### GOAL OF THE EXERCISE
Images embedded in the records are excluded; print everything else exactly as given.

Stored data

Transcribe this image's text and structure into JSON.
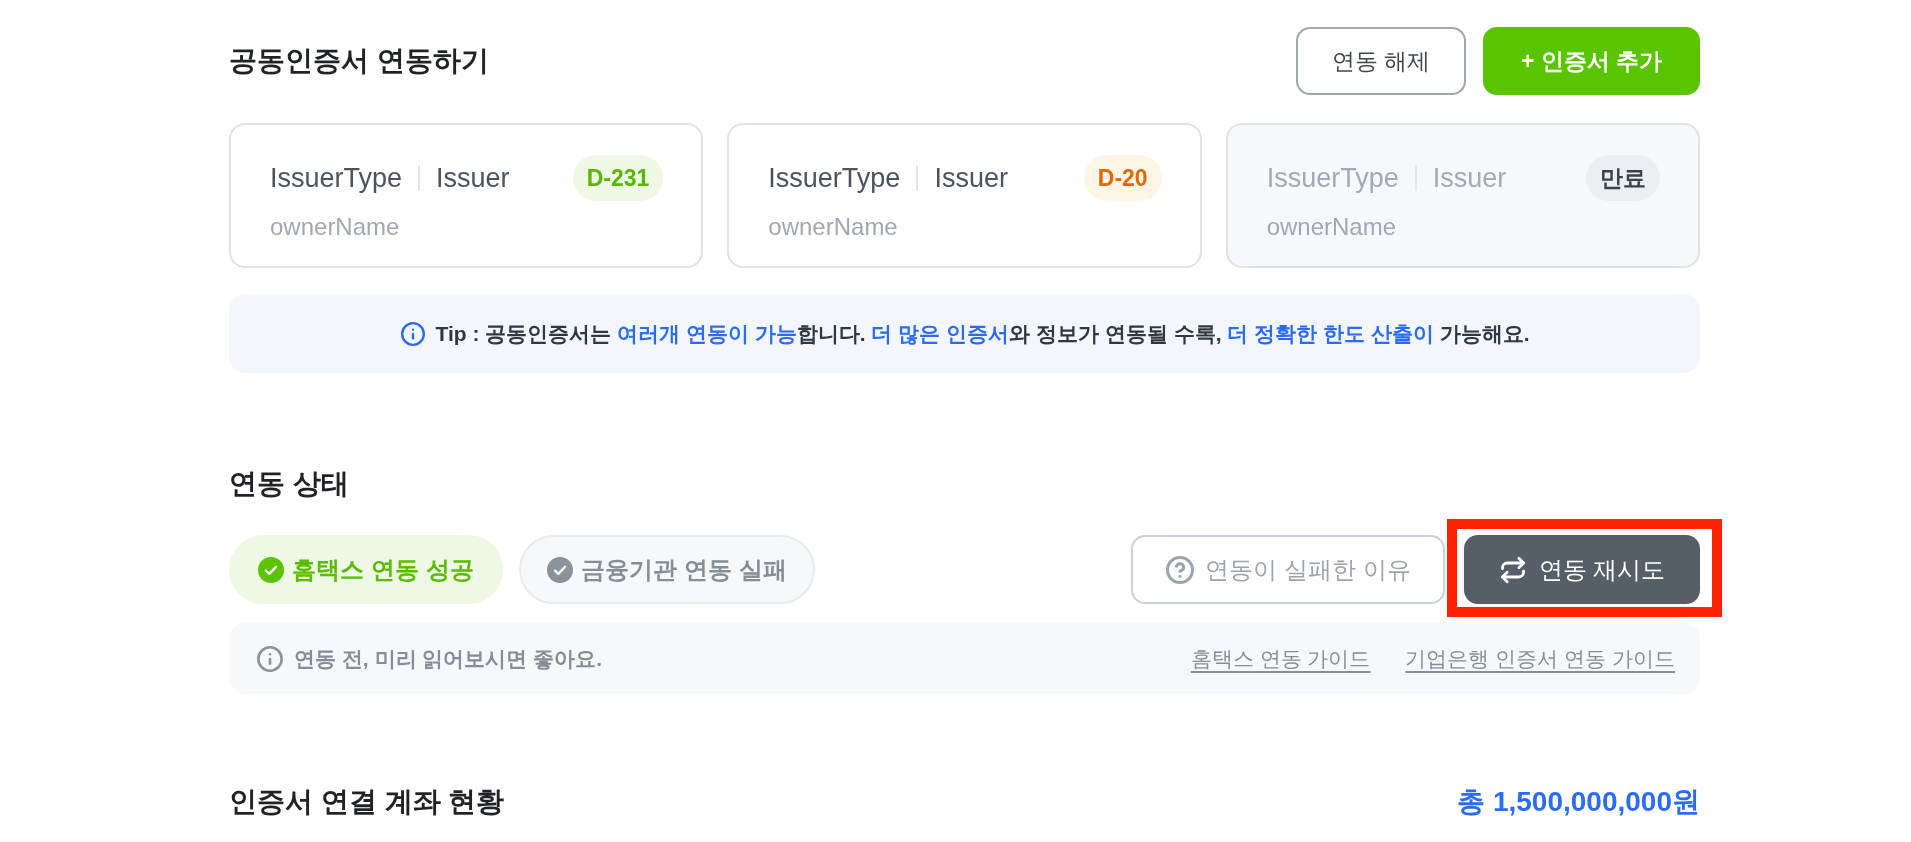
{
  "certificates": {
    "title": "공동인증서 연동하기",
    "buttons": [
      {
        "label": "연동 해제",
        "kind": "outline"
      },
      {
        "label": "+ 인증서 추가",
        "kind": "primary"
      }
    ],
    "cards": [
      {
        "issuer_type": "IssuerType",
        "issuer": "Issuer",
        "owner": "ownerName",
        "expired": false,
        "badge": {
          "label": "D-231",
          "kind": "ok"
        }
      },
      {
        "issuer_type": "IssuerType",
        "issuer": "Issuer",
        "owner": "ownerName",
        "expired": false,
        "badge": {
          "label": "D-20",
          "kind": "warning"
        }
      },
      {
        "issuer_type": "IssuerType",
        "issuer": "Issuer",
        "owner": "ownerName",
        "expired": true,
        "badge": {
          "label": "만료",
          "kind": "expired"
        }
      }
    ],
    "tip": {
      "segments": [
        {
          "text": "Tip : 공동인증서는 ",
          "highlight": false
        },
        {
          "text": "여러개 연동이 가능",
          "highlight": true
        },
        {
          "text": "합니다. ",
          "highlight": false
        },
        {
          "text": "더 많은 인증서",
          "highlight": true
        },
        {
          "text": "와 정보가 연동될 수록, ",
          "highlight": false
        },
        {
          "text": "더 정확한 한도 산출이",
          "highlight": true
        },
        {
          "text": " 가능해요.",
          "highlight": false
        }
      ]
    }
  },
  "status": {
    "title": "연동 상태",
    "items": [
      {
        "label": "홈택스 연동 성공",
        "kind": "success"
      },
      {
        "label": "금융기관 연동 실패",
        "kind": "failure"
      }
    ],
    "reason_button": {
      "label": "연동이 실패한 이유",
      "disabled": true
    },
    "retry_button": {
      "label": "연동 재시도",
      "highlighted": true
    },
    "guide": {
      "note": "연동 전, 미리 읽어보시면 좋아요.",
      "links": [
        "홈택스 연동 가이드",
        "기업은행 인증서 연동 가이드"
      ]
    }
  },
  "accounts": {
    "title": "인증서 연결 계좌 현황",
    "total": "총 1,500,000,000원"
  }
}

### TASK RESULT
Transcribe this image's text and structure into JSON.
{
  "certificates": {
    "title": "공동인증서 연동하기",
    "buttons": [
      {
        "label": "연동 해제",
        "kind": "outline"
      },
      {
        "label": "+ 인증서 추가",
        "kind": "primary"
      }
    ],
    "cards": [
      {
        "issuer_type": "IssuerType",
        "issuer": "Issuer",
        "owner": "ownerName",
        "expired": false,
        "badge": {
          "label": "D-231",
          "kind": "ok"
        }
      },
      {
        "issuer_type": "IssuerType",
        "issuer": "Issuer",
        "owner": "ownerName",
        "expired": false,
        "badge": {
          "label": "D-20",
          "kind": "warning"
        }
      },
      {
        "issuer_type": "IssuerType",
        "issuer": "Issuer",
        "owner": "ownerName",
        "expired": true,
        "badge": {
          "label": "만료",
          "kind": "expired"
        }
      }
    ],
    "tip": {
      "segments": [
        {
          "text": "Tip : 공동인증서는 ",
          "highlight": false
        },
        {
          "text": "여러개 연동이 가능",
          "highlight": true
        },
        {
          "text": "합니다. ",
          "highlight": false
        },
        {
          "text": "더 많은 인증서",
          "highlight": true
        },
        {
          "text": "와 정보가 연동될 수록, ",
          "highlight": false
        },
        {
          "text": "더 정확한 한도 산출이",
          "highlight": true
        },
        {
          "text": " 가능해요.",
          "highlight": false
        }
      ]
    }
  },
  "status": {
    "title": "연동 상태",
    "items": [
      {
        "label": "홈택스 연동 성공",
        "kind": "success"
      },
      {
        "label": "금융기관 연동 실패",
        "kind": "failure"
      }
    ],
    "reason_button": {
      "label": "연동이 실패한 이유",
      "disabled": true
    },
    "retry_button": {
      "label": "연동 재시도",
      "highlighted": true
    },
    "guide": {
      "note": "연동 전, 미리 읽어보시면 좋아요.",
      "links": [
        "홈택스 연동 가이드",
        "기업은행 인증서 연동 가이드"
      ]
    }
  },
  "accounts": {
    "title": "인증서 연결 계좌 현황",
    "total": "총 1,500,000,000원"
  }
}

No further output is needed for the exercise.